* EXCERPT
# Fisher XLS vs Blizzard 8100



## DCL (Oct 15, 2009)

I thought I had decided on the XLS but I have been looking into the Blizzard 8100. Basically the sane thing i guess but with a few differences. Could you help me out? Which one would you rather have and why?


----------



## Matson Snow (Oct 3, 2009)

Dealer support is a big thing...Price is a factor too....I just bought an XLS due to the fact the Fisher dealer near me is great...


----------



## lilweeds (Aug 3, 2007)

Both good plows. Little is know on how the new blizzards will hold up, but the blade is basically the same as they have been. Which dealer is better? And do you have a preference between trip edge and full trip?


----------



## maelawncare (Mar 4, 2004)

rsvees;847422 said:


> Little is know on how the new blizzards will hold up, but the blade is basically the same as they have been.


Huh you are wrong twice! For one they do hold up. Many people have had them for years. And still plowing strong. I now have 2 and the first one i have had for 5 years. Strong beast, not a problem at all with it.

And they are NOT the same has they have been. Since they got bought out they were almost completely redesigned. Their not as heavy as they used to be, both in weigh and in strength. But other than the paint and a few minor things, they are exactly the same as the western.


----------



## Matson Snow (Oct 3, 2009)

Fisher...Trip edge...Western and Blizzard Full mold board trips, Fisher weighs a little more....


----------



## Matson Snow (Oct 3, 2009)

All 3 are very good plows...


----------



## lilweeds (Aug 3, 2007)

MAE, the 8100 is the redesign of the 810. We don't know how the new aframe and stuff will hold up. the moldboard is still very much the same as the 810 was the past two years. And we all know that when they lightened them up they are weaker then the pre DD blades. So yes time will only tell how the 8100 will hold up.


----------



## DCL (Oct 15, 2009)

Yeah, the biggest thing for me was the trip design. I personally have yet to plow snow, however a couple of my lead guys have plenty of experience. They prefer the trip edge upposed to the full trip system. As for dealers. I have a fisher/boss dealer about 30 mins from me and a blizzard dealer about 45 mins from me. Price is always but it worries me that the 8100 is about $800 less than the XLS. Not sure if its because fisher has a "bigger name" or what. Thanks for all the input...


----------



## lilweeds (Aug 3, 2007)

For $800 bucks, I'd go Blizzard.


----------



## DCL (Oct 15, 2009)

yeah, i actually just looked at the price sheet again and its $900. I plan on getting two so that would save me $1800!

Im just worried about the trip system...Is a trip edge that much better than a full trip? Or does it not make that big of a difference?


----------



## Matson Snow (Oct 3, 2009)

The trip edge....Some guys love it...Some guys hate it..Its all about whos behind the wheel of the truck...Tell the fisher dealer about the price of the Blizzard and that you are planning on buying 2 plows


----------



## DCL (Oct 15, 2009)

* COLLECTED MATERIAL
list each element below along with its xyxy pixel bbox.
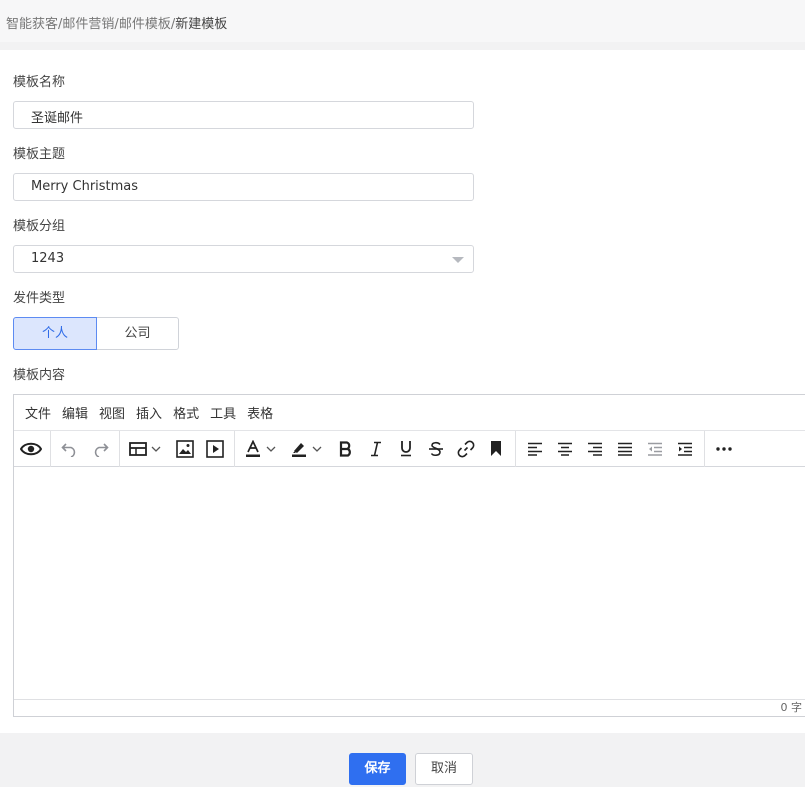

* ACTIONS TO TAKE
[1] Say whether each statement agrees with the forum thread comparing the Fisher XLS and Blizzard 8100. Answer yes or no, and quote the words that decide it. (a) DCL's lead guys prefer a trip edge to a full trip system. (b) DCL's Blizzard dealer is closer than the Fisher/Boss dealer. (c) The Fisher weighs a little less than the Western and Blizzard plows.
[2] Put this sentence from the plow forum thread into Spanish: "I plan on getting two so that would save me $1800!"

* FINAL ANSWERS
[1]
(a) Yes: "They prefer the trip edge upposed to the full trip system."
(b) No: "I have a fisher/boss dealer about 30 mins from me and a blizzard dealer about 45 mins from me."
(c) No: "Fisher weighs a little more...."

[2] ¡Pienso comprar dos, así que eso me ahorraría $1800!